Using the entries that follow, collect the lines where the word "Contains" appears.

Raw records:
**********

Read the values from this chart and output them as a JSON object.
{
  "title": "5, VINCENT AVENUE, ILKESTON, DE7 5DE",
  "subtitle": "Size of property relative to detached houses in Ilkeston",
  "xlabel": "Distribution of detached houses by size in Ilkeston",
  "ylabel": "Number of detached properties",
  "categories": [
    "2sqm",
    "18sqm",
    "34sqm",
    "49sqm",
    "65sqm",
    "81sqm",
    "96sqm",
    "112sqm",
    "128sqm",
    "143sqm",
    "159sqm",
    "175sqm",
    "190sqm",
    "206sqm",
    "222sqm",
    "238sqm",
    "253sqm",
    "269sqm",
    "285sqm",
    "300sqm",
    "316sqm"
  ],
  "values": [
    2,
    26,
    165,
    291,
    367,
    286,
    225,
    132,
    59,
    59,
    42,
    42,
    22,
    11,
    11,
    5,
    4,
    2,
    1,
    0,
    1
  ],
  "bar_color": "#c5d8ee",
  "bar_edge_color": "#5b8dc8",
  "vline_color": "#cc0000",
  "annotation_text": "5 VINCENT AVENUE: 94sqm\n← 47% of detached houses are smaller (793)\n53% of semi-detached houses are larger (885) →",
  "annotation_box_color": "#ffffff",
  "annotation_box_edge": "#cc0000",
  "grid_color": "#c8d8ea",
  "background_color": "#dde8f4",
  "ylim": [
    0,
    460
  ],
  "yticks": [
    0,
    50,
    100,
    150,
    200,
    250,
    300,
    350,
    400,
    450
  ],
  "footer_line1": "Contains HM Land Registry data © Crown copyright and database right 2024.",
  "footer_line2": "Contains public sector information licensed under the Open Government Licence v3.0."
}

**********

**The solution**
  "footer_line1": "Contains HM Land Registry data © Crown copyright and database right 2024.",
  "footer_line2": "Contains public sector information licensed under the Open Government Licence v3.0."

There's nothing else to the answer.